■ Do this
Gather every line in the records below that contains the word "HDMI".

■ Material for the task
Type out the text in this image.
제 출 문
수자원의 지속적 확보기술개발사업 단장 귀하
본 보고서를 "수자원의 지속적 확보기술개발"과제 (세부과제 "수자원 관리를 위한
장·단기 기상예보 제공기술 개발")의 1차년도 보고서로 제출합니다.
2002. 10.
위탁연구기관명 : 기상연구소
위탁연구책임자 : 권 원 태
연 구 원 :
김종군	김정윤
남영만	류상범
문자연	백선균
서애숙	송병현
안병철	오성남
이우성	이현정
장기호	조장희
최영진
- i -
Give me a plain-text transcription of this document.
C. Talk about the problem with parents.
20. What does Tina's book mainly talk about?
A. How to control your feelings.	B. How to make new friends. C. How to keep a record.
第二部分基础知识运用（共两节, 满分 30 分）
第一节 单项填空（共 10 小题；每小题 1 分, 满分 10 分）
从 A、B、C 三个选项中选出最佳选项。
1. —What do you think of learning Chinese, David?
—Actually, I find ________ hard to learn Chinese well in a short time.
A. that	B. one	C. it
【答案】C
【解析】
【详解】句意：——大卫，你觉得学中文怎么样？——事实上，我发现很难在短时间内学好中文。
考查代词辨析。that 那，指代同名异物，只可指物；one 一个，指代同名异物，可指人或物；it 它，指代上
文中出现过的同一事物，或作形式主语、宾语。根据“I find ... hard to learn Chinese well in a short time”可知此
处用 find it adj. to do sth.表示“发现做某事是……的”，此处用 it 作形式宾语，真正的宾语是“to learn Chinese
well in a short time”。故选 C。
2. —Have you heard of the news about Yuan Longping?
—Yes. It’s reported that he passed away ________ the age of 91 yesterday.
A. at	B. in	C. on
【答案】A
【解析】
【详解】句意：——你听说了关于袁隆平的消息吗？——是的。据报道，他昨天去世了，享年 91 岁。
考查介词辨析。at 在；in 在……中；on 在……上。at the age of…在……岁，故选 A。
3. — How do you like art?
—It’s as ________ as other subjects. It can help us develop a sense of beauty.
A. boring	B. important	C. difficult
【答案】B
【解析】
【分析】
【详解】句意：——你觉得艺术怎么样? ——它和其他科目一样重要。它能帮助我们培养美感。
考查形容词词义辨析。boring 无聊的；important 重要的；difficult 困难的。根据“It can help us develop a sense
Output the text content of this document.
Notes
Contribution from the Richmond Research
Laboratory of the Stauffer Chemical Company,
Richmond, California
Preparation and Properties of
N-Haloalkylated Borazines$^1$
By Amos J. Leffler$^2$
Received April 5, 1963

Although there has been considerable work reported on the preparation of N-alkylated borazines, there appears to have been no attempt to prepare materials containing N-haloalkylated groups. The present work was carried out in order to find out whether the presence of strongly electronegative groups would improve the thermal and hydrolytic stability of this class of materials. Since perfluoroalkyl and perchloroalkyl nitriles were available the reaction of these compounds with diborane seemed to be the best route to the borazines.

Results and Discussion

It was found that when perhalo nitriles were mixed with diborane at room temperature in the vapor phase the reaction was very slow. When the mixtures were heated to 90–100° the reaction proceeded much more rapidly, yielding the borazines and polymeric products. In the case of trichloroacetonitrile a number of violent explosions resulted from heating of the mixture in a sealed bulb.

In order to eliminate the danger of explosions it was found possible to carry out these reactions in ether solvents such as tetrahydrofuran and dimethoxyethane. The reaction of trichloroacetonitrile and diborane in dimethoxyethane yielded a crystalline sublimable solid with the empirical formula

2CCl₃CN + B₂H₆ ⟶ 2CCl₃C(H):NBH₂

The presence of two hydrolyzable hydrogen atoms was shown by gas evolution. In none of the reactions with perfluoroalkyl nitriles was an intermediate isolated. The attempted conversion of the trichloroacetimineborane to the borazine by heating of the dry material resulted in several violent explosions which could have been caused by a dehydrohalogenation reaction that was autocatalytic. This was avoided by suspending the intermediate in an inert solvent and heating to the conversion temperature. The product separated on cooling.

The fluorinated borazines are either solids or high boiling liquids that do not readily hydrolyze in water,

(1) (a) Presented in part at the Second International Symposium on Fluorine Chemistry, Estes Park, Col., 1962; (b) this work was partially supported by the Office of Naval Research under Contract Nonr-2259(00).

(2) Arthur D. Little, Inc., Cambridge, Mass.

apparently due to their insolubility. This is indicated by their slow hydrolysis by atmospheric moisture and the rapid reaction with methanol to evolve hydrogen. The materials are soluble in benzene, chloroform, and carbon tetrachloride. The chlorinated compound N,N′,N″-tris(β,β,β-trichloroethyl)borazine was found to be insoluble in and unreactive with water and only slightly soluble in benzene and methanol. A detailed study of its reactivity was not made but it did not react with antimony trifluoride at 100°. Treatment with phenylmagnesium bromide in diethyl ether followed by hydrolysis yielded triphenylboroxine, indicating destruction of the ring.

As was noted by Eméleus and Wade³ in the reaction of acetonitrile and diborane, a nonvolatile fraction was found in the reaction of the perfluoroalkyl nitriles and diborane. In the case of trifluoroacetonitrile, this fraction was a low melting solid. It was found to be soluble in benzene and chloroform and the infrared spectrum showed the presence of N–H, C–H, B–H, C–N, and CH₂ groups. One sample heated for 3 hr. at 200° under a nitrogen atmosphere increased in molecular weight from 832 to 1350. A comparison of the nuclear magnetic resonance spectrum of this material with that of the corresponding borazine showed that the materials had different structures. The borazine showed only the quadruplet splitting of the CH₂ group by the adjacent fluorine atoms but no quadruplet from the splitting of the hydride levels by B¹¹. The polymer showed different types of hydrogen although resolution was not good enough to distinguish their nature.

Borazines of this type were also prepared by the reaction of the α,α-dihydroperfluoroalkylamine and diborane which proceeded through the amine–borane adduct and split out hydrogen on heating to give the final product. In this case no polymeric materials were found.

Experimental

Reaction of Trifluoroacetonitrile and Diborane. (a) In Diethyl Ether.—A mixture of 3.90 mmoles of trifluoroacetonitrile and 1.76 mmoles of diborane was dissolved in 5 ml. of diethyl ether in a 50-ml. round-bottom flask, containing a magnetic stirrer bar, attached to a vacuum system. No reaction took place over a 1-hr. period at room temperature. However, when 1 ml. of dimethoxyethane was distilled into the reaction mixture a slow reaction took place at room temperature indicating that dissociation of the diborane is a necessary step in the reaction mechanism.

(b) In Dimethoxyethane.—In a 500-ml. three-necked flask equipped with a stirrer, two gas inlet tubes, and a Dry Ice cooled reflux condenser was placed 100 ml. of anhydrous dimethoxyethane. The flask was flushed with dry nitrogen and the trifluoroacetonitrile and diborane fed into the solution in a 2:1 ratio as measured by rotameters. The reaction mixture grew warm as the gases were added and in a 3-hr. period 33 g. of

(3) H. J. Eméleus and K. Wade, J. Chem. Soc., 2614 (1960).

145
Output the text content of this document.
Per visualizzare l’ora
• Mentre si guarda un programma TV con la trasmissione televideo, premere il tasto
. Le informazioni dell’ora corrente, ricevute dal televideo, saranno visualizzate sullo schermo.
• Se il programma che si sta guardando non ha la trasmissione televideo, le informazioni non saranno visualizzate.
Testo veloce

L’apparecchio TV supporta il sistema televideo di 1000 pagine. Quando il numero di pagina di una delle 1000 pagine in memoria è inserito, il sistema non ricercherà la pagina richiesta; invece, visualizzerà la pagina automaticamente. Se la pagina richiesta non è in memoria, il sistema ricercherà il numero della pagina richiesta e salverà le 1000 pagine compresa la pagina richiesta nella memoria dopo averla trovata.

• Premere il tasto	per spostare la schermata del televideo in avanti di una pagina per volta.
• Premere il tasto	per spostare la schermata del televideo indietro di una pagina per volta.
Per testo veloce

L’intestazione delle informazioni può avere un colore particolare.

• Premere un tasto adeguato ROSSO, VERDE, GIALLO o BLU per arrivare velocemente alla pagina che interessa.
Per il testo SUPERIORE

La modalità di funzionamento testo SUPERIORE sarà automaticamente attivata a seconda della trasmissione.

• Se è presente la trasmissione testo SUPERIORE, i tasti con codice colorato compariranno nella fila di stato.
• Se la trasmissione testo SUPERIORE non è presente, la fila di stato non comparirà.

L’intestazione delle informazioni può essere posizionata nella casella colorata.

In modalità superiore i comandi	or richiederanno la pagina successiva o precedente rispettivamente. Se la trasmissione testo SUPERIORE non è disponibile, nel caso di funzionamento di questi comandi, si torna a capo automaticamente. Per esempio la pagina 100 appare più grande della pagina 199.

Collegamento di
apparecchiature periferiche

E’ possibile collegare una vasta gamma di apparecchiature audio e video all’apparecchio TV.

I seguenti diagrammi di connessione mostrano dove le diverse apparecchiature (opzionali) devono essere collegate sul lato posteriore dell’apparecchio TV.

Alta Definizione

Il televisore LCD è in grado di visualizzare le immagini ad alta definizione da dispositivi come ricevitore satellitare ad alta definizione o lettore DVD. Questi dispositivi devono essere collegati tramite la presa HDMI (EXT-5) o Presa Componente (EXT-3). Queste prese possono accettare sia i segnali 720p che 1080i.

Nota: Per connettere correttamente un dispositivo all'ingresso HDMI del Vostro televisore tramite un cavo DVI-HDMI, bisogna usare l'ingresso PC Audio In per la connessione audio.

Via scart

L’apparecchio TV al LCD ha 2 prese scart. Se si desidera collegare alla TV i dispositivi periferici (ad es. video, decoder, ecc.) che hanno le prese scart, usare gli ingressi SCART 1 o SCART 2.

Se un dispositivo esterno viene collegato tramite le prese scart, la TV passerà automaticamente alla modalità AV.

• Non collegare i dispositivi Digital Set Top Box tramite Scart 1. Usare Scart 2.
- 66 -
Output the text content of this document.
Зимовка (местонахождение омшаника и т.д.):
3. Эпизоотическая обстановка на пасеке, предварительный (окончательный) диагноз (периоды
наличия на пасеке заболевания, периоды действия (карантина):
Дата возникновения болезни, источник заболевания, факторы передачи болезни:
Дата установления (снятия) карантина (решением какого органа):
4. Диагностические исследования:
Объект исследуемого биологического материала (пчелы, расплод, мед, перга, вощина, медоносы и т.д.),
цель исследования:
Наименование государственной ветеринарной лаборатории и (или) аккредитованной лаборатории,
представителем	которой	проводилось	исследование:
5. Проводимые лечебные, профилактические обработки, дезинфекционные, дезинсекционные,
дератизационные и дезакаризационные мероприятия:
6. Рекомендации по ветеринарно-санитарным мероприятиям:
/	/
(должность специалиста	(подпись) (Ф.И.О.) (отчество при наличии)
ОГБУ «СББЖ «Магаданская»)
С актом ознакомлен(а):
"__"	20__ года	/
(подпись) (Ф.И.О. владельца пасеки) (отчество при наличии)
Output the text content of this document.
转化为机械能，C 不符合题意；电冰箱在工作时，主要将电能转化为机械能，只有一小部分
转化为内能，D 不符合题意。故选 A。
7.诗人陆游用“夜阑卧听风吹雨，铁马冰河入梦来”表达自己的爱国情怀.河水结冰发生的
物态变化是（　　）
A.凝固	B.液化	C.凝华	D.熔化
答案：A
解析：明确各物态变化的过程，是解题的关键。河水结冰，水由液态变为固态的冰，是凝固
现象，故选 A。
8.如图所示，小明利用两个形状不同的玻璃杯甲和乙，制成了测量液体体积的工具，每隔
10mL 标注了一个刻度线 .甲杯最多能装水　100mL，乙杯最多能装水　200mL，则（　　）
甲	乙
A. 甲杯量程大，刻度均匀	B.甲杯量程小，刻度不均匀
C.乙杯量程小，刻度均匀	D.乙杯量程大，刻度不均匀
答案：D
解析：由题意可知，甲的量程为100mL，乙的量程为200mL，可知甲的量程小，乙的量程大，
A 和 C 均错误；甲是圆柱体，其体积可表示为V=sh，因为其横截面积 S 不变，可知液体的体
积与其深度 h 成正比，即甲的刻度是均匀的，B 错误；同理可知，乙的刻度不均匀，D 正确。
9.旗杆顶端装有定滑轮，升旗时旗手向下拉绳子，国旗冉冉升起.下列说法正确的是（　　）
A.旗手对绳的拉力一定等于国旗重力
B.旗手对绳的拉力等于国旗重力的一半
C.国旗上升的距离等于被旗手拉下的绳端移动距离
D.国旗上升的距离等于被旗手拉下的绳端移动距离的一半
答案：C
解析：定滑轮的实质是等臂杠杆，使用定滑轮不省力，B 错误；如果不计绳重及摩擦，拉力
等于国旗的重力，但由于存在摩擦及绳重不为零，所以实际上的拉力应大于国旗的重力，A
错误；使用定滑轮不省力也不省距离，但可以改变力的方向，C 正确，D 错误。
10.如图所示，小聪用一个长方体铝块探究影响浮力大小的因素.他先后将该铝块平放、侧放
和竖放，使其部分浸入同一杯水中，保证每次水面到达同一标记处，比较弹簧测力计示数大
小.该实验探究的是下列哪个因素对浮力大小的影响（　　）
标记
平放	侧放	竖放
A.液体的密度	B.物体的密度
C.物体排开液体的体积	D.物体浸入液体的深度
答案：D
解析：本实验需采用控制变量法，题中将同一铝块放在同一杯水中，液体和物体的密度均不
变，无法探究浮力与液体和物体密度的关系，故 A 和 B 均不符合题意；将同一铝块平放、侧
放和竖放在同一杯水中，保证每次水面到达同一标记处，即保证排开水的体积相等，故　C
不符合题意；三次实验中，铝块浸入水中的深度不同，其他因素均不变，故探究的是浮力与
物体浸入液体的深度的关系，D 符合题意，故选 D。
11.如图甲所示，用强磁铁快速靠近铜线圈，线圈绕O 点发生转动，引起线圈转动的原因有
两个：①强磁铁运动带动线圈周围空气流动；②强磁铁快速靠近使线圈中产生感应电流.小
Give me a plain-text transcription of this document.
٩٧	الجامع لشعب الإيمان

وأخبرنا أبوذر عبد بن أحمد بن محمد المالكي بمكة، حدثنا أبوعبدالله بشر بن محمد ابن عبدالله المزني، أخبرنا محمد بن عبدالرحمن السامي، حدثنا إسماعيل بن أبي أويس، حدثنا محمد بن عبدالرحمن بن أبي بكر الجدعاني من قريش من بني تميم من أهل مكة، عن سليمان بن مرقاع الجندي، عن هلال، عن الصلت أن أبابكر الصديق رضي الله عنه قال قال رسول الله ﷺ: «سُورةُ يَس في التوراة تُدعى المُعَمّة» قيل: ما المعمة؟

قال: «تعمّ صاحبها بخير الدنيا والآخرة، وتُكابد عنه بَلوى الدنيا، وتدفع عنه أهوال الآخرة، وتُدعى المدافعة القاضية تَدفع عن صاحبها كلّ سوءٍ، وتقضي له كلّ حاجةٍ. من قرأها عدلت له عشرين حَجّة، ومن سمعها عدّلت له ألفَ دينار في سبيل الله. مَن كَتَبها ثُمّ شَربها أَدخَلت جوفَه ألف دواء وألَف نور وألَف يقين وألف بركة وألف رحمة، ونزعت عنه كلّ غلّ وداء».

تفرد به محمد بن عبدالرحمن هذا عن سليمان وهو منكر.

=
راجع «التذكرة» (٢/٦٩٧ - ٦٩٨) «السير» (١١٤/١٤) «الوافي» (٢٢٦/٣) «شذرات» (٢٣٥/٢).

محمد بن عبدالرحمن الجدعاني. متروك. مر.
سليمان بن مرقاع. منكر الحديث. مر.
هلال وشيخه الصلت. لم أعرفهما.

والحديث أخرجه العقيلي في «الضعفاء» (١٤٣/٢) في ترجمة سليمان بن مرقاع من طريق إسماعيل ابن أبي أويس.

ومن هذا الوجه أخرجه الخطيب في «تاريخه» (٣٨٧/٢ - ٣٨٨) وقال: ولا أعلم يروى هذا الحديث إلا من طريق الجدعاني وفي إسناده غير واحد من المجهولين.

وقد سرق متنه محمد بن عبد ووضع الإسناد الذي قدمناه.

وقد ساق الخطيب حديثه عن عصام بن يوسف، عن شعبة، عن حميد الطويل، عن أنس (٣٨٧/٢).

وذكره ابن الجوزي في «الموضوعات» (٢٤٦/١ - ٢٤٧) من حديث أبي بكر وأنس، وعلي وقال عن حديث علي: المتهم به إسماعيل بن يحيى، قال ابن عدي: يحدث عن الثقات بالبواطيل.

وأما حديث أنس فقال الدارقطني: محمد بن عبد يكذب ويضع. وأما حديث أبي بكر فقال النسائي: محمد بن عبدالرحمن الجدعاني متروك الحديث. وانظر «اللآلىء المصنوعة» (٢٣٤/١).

■ Expected output
Il televisore LCD è in grado di visualizzare le immagini ad alta definizione da dispositivi come ricevitore satellitare ad alta definizione o lettore DVD. Questi dispositivi devono essere collegati tramite la presa HDMI (EXT-5) o Presa Componente (EXT-3). Queste prese possono accettare sia i segnali 720p che 1080i.
Nota: Per connettere correttamente un dispositivo all'ingresso HDMI del Vostro televisore tramite un cavo DVI-HDMI, bisogna usare l'ingresso PC Audio In per la connessione audio.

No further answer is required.